MATERIAL:

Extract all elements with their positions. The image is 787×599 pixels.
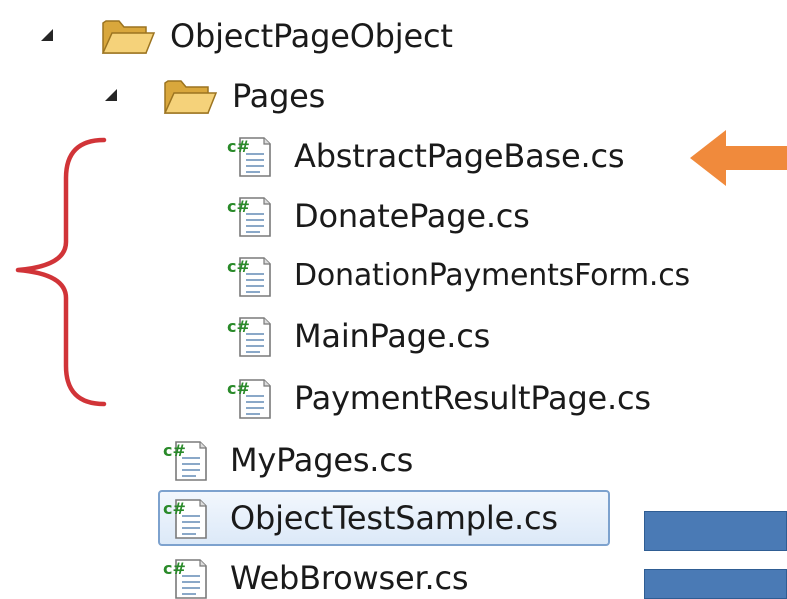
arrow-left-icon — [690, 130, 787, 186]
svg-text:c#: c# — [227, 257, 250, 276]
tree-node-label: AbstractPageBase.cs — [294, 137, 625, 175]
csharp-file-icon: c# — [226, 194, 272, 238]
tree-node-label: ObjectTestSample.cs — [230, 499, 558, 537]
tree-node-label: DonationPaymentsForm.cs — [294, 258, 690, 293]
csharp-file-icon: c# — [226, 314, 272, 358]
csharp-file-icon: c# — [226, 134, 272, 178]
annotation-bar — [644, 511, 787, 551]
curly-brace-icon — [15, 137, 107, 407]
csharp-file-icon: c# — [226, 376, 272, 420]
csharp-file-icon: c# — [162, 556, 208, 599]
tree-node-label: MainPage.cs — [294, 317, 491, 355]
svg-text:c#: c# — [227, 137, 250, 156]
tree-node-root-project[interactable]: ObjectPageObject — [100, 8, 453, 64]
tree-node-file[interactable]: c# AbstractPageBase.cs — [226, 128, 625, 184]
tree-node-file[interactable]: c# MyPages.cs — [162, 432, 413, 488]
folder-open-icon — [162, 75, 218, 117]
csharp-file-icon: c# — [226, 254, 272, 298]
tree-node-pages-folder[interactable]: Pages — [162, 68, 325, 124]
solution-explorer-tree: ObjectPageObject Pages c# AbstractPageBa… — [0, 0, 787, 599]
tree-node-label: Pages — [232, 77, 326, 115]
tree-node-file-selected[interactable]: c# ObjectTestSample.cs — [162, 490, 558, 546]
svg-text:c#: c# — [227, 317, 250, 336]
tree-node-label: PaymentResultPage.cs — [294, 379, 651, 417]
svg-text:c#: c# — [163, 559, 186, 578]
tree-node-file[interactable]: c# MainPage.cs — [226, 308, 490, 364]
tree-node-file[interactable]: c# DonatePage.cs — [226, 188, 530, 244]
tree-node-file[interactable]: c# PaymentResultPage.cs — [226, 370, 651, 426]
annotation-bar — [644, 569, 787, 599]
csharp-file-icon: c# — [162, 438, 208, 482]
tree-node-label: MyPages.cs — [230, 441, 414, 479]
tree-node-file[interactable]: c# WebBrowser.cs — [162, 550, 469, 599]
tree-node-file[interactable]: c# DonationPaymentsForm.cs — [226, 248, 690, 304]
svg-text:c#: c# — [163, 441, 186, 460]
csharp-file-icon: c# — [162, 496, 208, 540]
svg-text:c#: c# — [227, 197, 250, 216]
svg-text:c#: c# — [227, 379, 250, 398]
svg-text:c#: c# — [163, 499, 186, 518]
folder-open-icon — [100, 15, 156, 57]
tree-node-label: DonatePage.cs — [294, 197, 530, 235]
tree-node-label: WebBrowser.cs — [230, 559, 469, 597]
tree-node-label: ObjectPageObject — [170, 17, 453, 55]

GIVEN INSTRUCTION: Reproduce all of the records with "csharp-file-icon" swapped for "cs-file-icon" everywhere and everything else left unchanged, and leave the pictures out of your answer.

ANSWER TO THE PROBLEM:
Extract all elements with their positions. The image is 787×599 pixels.
arrow-left-icon — [690, 130, 787, 186]
svg-text:c#: c# — [227, 257, 250, 276]
tree-node-label: AbstractPageBase.cs — [294, 137, 625, 175]
cs-file-icon: c# — [226, 194, 272, 238]
tree-node-label: ObjectTestSample.cs — [230, 499, 558, 537]
tree-node-label: DonationPaymentsForm.cs — [294, 258, 690, 293]
cs-file-icon: c# — [226, 314, 272, 358]
cs-file-icon: c# — [226, 134, 272, 178]
annotation-bar — [644, 511, 787, 551]
curly-brace-icon — [15, 137, 107, 407]
cs-file-icon: c# — [226, 376, 272, 420]
cs-file-icon: c# — [162, 556, 208, 599]
tree-node-label: MainPage.cs — [294, 317, 491, 355]
svg-text:c#: c# — [227, 137, 250, 156]
tree-node-root-project[interactable]: ObjectPageObject — [100, 8, 453, 64]
tree-node-file[interactable]: c# AbstractPageBase.cs — [226, 128, 625, 184]
tree-node-file[interactable]: c# MyPages.cs — [162, 432, 413, 488]
folder-open-icon — [162, 75, 218, 117]
cs-file-icon: c# — [226, 254, 272, 298]
tree-node-pages-folder[interactable]: Pages — [162, 68, 325, 124]
solution-explorer-tree: ObjectPageObject Pages c# AbstractPageBa… — [0, 0, 787, 599]
tree-node-label: Pages — [232, 77, 326, 115]
tree-node-file-selected[interactable]: c# ObjectTestSample.cs — [162, 490, 558, 546]
svg-text:c#: c# — [227, 317, 250, 336]
tree-node-label: PaymentResultPage.cs — [294, 379, 651, 417]
svg-text:c#: c# — [163, 559, 186, 578]
tree-node-file[interactable]: c# MainPage.cs — [226, 308, 490, 364]
tree-node-file[interactable]: c# DonatePage.cs — [226, 188, 530, 244]
tree-node-file[interactable]: c# PaymentResultPage.cs — [226, 370, 651, 426]
annotation-bar — [644, 569, 787, 599]
cs-file-icon: c# — [162, 438, 208, 482]
tree-node-label: MyPages.cs — [230, 441, 414, 479]
tree-node-file[interactable]: c# WebBrowser.cs — [162, 550, 469, 599]
tree-node-file[interactable]: c# DonationPaymentsForm.cs — [226, 248, 690, 304]
svg-text:c#: c# — [163, 441, 186, 460]
cs-file-icon: c# — [162, 496, 208, 540]
svg-text:c#: c# — [227, 197, 250, 216]
svg-text:c#: c# — [227, 379, 250, 398]
svg-text:c#: c# — [163, 499, 186, 518]
folder-open-icon — [100, 15, 156, 57]
tree-node-label: DonatePage.cs — [294, 197, 530, 235]
tree-node-label: WebBrowser.cs — [230, 559, 469, 597]
tree-node-label: ObjectPageObject — [170, 17, 453, 55]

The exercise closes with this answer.